:: INSTRUCTIONS FOR THE TASK ::
Examine the material below and count the lines that hold the word "Nachrichten". Report only the number.

====== RECORDS FOR THE EXERCISE

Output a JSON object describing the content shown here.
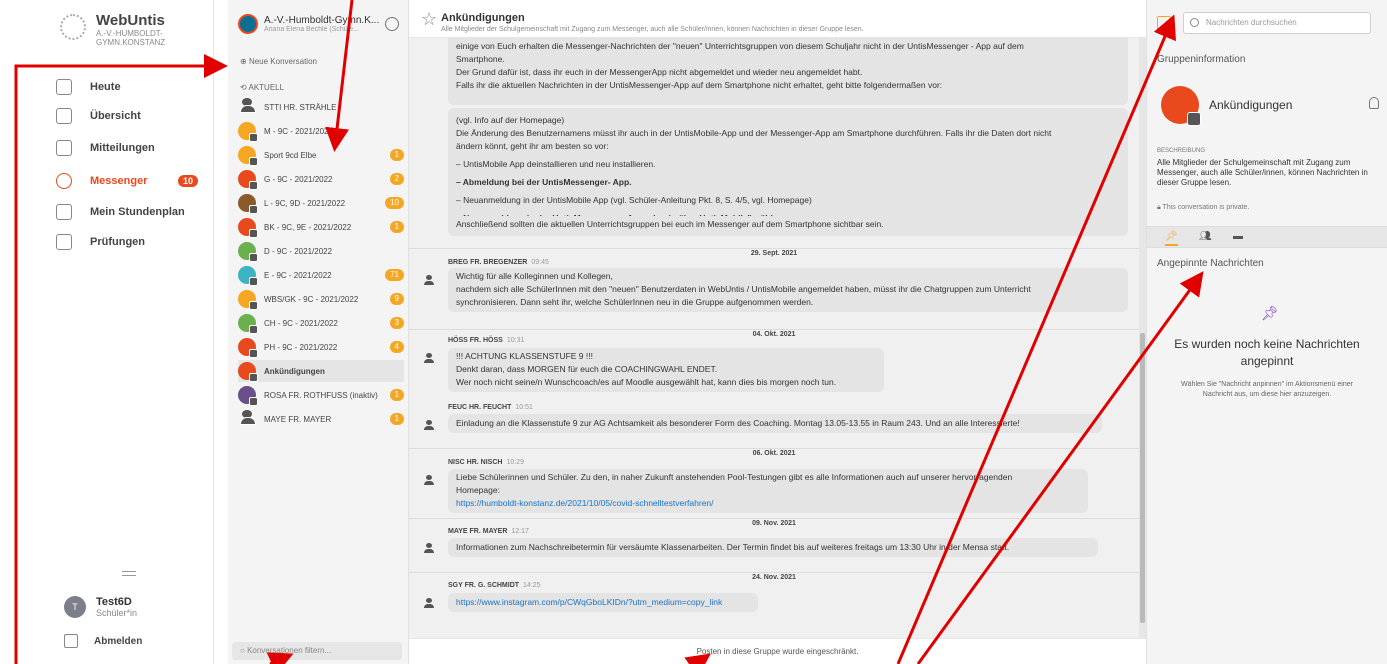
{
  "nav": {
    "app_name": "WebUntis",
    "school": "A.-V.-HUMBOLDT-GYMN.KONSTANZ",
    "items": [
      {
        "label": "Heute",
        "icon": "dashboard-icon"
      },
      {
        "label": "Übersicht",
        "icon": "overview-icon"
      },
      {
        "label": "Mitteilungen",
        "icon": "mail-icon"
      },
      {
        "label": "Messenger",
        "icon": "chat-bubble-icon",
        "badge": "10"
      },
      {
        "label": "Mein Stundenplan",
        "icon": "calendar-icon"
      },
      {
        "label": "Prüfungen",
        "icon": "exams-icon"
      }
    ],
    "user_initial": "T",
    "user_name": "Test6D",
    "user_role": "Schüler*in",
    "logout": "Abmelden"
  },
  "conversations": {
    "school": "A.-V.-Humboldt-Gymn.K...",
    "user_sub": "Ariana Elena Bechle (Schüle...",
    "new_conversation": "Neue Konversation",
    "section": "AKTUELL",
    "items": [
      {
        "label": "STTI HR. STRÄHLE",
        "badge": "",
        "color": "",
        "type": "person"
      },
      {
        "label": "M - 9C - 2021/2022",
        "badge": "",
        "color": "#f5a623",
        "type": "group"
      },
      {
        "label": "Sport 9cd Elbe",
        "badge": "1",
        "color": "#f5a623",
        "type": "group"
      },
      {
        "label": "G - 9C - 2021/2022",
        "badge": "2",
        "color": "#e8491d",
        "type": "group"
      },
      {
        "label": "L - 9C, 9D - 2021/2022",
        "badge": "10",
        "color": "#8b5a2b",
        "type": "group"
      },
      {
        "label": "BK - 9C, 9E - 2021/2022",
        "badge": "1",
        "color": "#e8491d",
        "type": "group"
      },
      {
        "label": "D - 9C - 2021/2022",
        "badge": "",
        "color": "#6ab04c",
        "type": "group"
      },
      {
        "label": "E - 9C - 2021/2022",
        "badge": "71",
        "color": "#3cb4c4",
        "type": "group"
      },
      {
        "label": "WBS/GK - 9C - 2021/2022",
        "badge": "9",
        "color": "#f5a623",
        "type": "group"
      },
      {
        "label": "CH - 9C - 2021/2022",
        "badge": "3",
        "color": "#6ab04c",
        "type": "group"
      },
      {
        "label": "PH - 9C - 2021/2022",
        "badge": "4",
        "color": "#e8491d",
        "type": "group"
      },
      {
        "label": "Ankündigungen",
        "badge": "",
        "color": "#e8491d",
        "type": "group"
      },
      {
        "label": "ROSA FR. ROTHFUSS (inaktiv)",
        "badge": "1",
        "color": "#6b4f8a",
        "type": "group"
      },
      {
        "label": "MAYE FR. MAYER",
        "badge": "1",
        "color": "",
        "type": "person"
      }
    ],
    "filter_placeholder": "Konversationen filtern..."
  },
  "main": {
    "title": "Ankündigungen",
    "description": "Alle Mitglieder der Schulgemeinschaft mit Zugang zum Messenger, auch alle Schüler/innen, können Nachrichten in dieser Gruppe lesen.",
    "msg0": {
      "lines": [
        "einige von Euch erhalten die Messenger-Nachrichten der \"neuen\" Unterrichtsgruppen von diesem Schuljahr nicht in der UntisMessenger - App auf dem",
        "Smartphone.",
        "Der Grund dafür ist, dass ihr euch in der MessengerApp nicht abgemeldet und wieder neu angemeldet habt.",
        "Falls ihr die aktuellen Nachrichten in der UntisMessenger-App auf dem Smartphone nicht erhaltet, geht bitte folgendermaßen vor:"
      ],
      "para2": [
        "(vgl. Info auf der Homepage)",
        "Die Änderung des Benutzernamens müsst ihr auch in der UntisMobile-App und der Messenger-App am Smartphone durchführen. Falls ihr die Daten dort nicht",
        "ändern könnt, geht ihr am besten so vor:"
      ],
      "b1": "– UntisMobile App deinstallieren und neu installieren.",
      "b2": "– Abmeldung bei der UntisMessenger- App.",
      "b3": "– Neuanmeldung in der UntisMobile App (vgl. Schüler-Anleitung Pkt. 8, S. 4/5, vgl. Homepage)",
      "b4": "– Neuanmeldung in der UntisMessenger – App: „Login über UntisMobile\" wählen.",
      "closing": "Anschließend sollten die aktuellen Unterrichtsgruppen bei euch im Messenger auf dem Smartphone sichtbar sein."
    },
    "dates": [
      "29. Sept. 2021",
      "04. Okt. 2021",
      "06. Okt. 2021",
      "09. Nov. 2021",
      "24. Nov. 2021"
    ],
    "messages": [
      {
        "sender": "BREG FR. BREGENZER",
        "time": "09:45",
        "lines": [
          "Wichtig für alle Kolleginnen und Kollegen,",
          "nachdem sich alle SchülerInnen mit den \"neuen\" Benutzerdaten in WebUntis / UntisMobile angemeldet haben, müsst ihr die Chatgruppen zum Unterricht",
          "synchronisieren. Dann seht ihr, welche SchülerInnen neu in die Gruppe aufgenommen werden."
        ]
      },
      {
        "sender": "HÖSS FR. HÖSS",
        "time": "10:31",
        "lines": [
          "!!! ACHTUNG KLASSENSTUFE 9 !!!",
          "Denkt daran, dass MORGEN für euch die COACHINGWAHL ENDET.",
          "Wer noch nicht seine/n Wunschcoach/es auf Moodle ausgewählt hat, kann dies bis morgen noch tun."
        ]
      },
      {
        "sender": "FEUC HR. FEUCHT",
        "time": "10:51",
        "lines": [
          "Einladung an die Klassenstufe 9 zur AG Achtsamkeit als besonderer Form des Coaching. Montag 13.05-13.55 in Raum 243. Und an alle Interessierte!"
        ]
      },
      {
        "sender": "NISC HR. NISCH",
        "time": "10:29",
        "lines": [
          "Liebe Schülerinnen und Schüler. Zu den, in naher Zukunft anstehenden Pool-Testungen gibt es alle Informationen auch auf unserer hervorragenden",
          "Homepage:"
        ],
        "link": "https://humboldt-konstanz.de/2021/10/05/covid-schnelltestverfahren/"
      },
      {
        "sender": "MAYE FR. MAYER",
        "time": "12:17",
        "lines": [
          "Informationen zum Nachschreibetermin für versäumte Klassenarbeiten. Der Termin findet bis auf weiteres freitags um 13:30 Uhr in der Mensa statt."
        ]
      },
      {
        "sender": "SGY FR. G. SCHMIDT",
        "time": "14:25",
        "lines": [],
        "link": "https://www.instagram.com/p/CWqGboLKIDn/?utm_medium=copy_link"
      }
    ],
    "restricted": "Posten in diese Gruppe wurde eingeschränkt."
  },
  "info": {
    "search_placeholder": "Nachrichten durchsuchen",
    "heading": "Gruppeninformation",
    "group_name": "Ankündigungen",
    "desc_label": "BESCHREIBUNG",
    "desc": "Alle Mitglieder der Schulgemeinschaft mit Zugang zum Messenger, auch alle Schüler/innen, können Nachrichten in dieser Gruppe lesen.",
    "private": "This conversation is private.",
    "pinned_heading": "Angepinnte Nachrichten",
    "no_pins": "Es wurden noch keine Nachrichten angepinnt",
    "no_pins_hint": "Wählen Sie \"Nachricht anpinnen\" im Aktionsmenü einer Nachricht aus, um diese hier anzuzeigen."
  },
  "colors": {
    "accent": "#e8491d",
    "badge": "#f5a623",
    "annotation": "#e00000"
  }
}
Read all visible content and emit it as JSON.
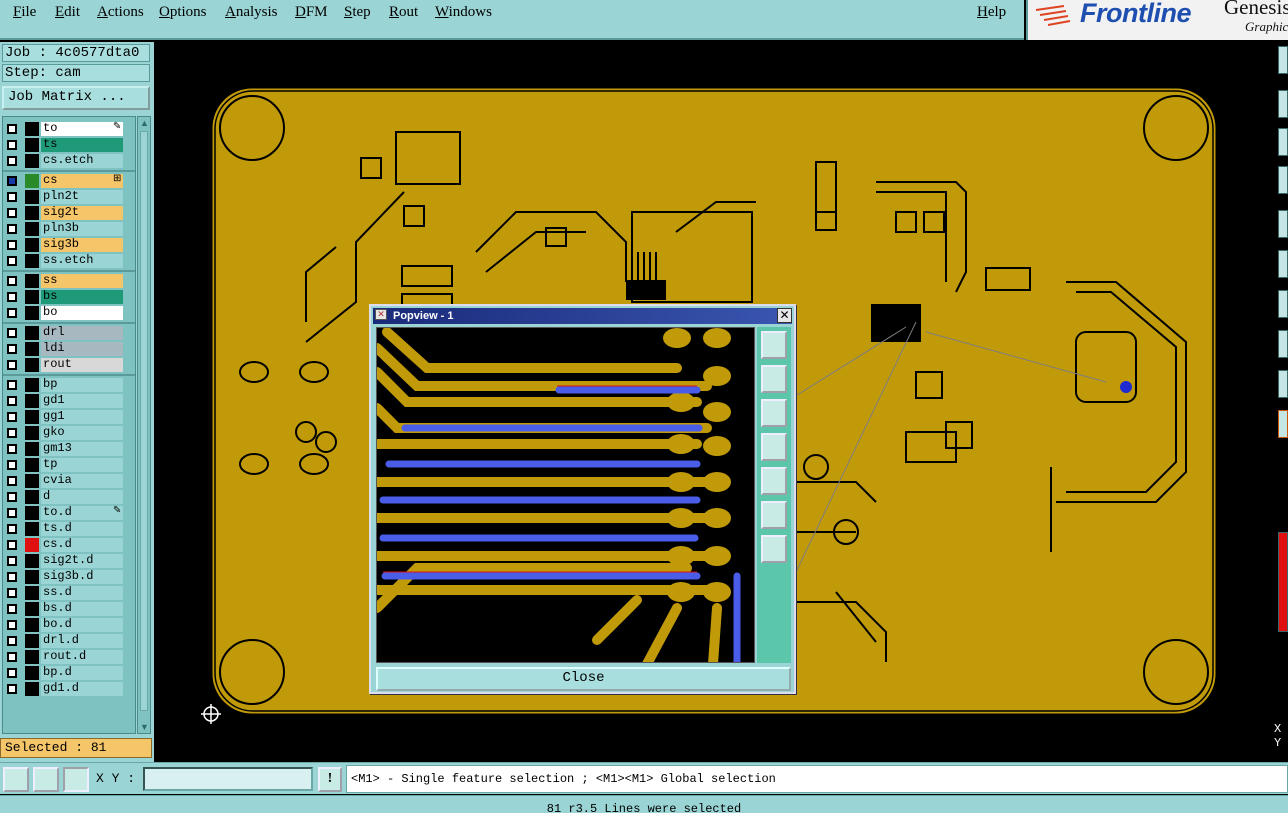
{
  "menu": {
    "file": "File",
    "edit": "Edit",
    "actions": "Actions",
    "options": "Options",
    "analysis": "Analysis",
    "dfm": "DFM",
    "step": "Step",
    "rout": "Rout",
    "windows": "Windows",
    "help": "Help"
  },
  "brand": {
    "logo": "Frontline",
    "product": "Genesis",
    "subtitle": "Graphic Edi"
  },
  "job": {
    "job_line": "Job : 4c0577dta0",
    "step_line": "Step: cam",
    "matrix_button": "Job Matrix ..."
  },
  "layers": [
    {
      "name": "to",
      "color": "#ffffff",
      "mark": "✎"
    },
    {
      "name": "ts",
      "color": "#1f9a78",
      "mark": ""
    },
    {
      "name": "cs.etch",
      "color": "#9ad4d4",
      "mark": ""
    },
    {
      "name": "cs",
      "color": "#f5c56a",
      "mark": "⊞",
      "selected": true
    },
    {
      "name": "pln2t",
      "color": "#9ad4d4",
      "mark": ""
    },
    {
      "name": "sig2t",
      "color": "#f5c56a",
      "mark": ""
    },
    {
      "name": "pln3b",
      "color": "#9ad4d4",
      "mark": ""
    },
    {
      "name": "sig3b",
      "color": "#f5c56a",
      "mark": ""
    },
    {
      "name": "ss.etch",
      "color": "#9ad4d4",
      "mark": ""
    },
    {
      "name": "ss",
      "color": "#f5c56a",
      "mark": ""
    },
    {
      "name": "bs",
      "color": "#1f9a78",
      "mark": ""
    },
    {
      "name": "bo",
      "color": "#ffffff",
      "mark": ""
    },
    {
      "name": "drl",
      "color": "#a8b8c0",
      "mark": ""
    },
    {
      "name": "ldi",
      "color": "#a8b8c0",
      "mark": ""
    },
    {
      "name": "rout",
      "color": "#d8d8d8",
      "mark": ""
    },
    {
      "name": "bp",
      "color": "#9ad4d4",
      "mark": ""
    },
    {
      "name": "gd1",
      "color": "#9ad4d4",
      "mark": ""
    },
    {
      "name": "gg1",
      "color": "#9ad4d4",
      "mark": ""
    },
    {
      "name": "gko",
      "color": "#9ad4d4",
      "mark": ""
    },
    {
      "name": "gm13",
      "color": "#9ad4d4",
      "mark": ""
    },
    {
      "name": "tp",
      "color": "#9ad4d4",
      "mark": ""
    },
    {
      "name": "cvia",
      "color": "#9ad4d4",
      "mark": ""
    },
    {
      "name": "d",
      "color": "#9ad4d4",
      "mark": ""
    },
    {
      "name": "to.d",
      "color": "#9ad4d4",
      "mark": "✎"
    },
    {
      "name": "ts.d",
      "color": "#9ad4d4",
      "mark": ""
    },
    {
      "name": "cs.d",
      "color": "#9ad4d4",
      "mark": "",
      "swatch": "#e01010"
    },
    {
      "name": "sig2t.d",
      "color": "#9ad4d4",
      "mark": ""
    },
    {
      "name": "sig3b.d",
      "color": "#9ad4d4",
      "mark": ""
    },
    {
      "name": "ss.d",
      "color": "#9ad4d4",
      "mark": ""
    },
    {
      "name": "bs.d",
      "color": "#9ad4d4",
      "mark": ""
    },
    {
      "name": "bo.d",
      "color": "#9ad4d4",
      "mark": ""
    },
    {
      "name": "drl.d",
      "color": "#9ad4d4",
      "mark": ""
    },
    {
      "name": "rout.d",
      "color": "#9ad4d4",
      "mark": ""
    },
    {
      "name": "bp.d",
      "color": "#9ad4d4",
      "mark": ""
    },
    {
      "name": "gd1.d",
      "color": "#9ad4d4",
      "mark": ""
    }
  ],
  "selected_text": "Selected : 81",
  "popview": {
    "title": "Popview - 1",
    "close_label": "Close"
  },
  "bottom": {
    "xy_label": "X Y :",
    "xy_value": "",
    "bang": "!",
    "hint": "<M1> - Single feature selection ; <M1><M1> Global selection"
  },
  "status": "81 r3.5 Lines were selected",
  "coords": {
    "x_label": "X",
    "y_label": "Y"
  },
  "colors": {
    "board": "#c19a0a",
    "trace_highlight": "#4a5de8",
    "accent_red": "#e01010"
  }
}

============

:: TASK RESPONSE ::
7